▶ Exercise instructions: Transcribe all of the records word for word, but omit the pictures.

▶ Supplied entries:
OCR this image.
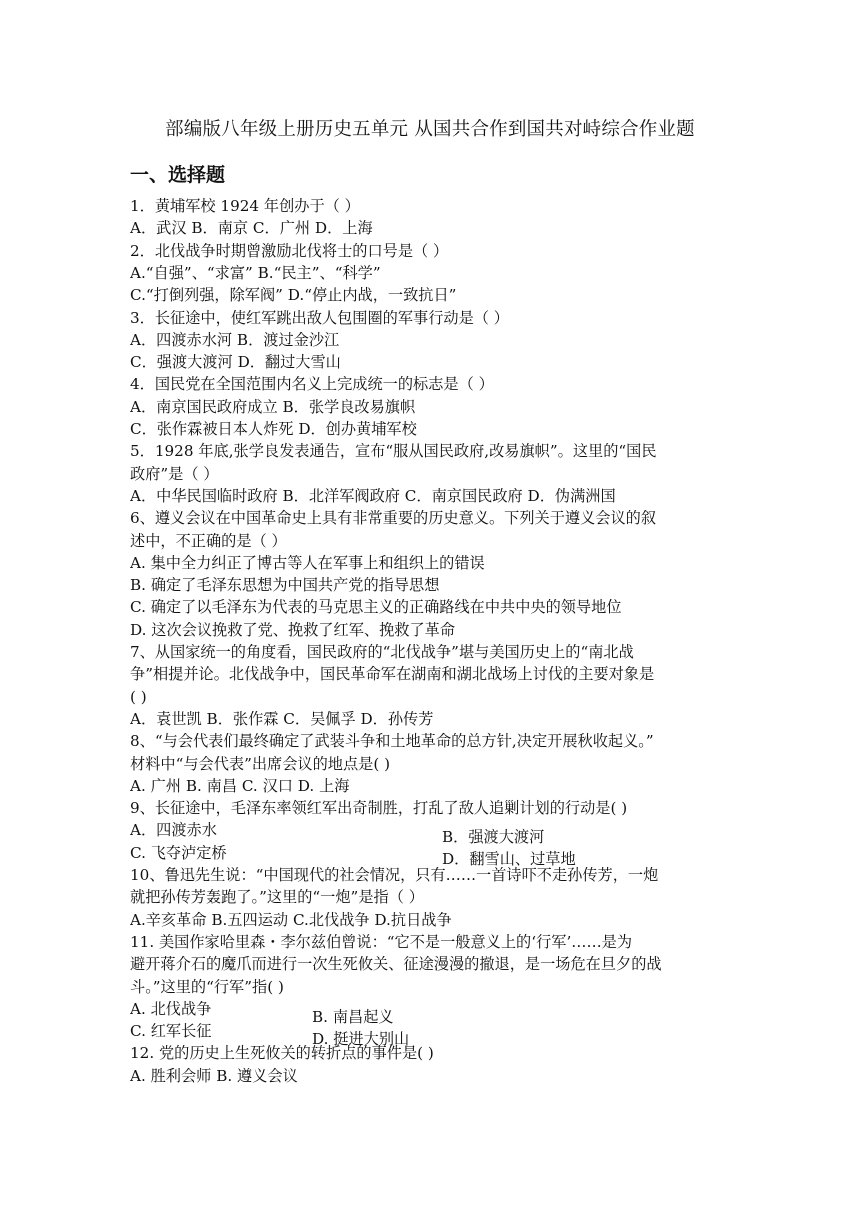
部编版八年级上册历史五单元 从国共合作到国共对峙综合作业题
一、选择题
1．黄埔军校 1924 年创办于（ ）
A．武汉 B．南京 C．广州 D．上海
2．北伐战争时期曾激励北伐将士的口号是（ ）
A.“自强”、“求富” B.“民主”、“科学”
C.“打倒列强，除军阀” D.“停止内战，一致抗日”
3．长征途中，使红军跳出敌人包围圈的军事行动是（ ）
A．四渡赤水河 B．渡过金沙江
C．强渡大渡河 D．翻过大雪山
4．国民党在全国范围内名义上完成统一的标志是（ ）
A．南京国民政府成立 B．张学良改易旗帜
C．张作霖被日本人炸死 D．创办黄埔军校
5．1928 年底,张学良发表通告，宣布“服从国民政府,改易旗帜”。这里的“国民
政府”是（ ）
A．中华民国临时政府 B．北洋军阀政府 C．南京国民政府 D．伪满洲国
6、遵义会议在中国革命史上具有非常重要的历史意义。下列关于遵义会议的叙
述中，不正确的是（ ）
A. 集中全力纠正了博古等人在军事上和组织上的错误
B. 确定了毛泽东思想为中国共产党的指导思想
C. 确定了以毛泽东为代表的马克思主义的正确路线在中共中央的领导地位
D. 这次会议挽救了党、挽救了红军、挽救了革命
7、从国家统一的角度看，国民政府的“北伐战争”堪与美国历史上的“南北战
争”相提并论。北伐战争中，国民革命军在湖南和湖北战场上讨伐的主要对象是
( )
A．袁世凯 B．张作霖 C．吴佩孚 D．孙传芳
8、“与会代表们最终确定了武装斗争和土地革命的总方针,决定开展秋收起义。”
材料中“与会代表”出席会议的地点是( )
A. 广州 B. 南昌 C. 汉口 D. 上海
9、长征途中，毛泽东率领红军出奇制胜，打乱了敌人追剿计划的行动是( )
A．四渡赤水
C. 飞夺泸定桥
10、鲁迅先生说：“中国现代的社会情况，只有……一首诗吓不走孙传芳，一炮
就把孙传芳轰跑了。”这里的“一炮”是指（ ）
A.辛亥革命 B.五四运动 C.北伐战争 D.抗日战争
11. 美国作家哈里森・李尔兹伯曾说：“它不是一般意义上的‘行军’……是为
避开蒋介石的魔爪而进行一次生死攸关、征途漫漫的撤退，是一场危在旦夕的战
斗。”这里的“行军”指( )
A. 北伐战争
C. 红军长征
12. 党的历史上生死攸关的转折点的事件是( )
A. 胜利会师 B. 遵义会议
B．强渡大渡河
D．翻雪山、过草地
B. 南昌起义
D. 挺进大别山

▶ Task solution:
OCR this image.
部编版八年级上册历史五单元 从国共合作到国共对峙综合作业题
一、选择题
1．黄埔军校 1924 年创办于（ ）
A．武汉 B．南京 C．广州 D．上海
2．北伐战争时期曾激励北伐将士的口号是（ ）
A.“自强”、“求富” B.“民主”、“科学”
C.“打倒列强，除军阀” D.“停止内战，一致抗日”
3．长征途中，使红军跳出敌人包围圈的军事行动是（ ）
A．四渡赤水河 B．渡过金沙江
C．强渡大渡河 D．翻过大雪山
4．国民党在全国范围内名义上完成统一的标志是（ ）
A．南京国民政府成立 B．张学良改易旗帜
C．张作霖被日本人炸死 D．创办黄埔军校
5．1928 年底,张学良发表通告，宣布“服从国民政府,改易旗帜”。这里的“国民
政府”是（ ）
A．中华民国临时政府 B．北洋军阀政府 C．南京国民政府 D．伪满洲国
6、遵义会议在中国革命史上具有非常重要的历史意义。下列关于遵义会议的叙
述中，不正确的是（ ）
A. 集中全力纠正了博古等人在军事上和组织上的错误
B. 确定了毛泽东思想为中国共产党的指导思想
C. 确定了以毛泽东为代表的马克思主义的正确路线在中共中央的领导地位
D. 这次会议挽救了党、挽救了红军、挽救了革命
7、从国家统一的角度看，国民政府的“北伐战争”堪与美国历史上的“南北战
争”相提并论。北伐战争中，国民革命军在湖南和湖北战场上讨伐的主要对象是
( )
A．袁世凯 B．张作霖 C．吴佩孚 D．孙传芳
8、“与会代表们最终确定了武装斗争和土地革命的总方针,决定开展秋收起义。”
材料中“与会代表”出席会议的地点是( )
A. 广州 B. 南昌 C. 汉口 D. 上海
9、长征途中，毛泽东率领红军出奇制胜，打乱了敌人追剿计划的行动是( )
A．四渡赤水
C. 飞夺泸定桥
10、鲁迅先生说：“中国现代的社会情况，只有……一首诗吓不走孙传芳，一炮
就把孙传芳轰跑了。”这里的“一炮”是指（ ）
A.辛亥革命 B.五四运动 C.北伐战争 D.抗日战争
11. 美国作家哈里森・李尔兹伯曾说：“它不是一般意义上的‘行军’……是为
避开蒋介石的魔爪而进行一次生死攸关、征途漫漫的撤退，是一场危在旦夕的战
斗。”这里的“行军”指( )
A. 北伐战争
C. 红军长征
12. 党的历史上生死攸关的转折点的事件是( )
A. 胜利会师 B. 遵义会议
B．强渡大渡河
D．翻雪山、过草地
B. 南昌起义
D. 挺进大别山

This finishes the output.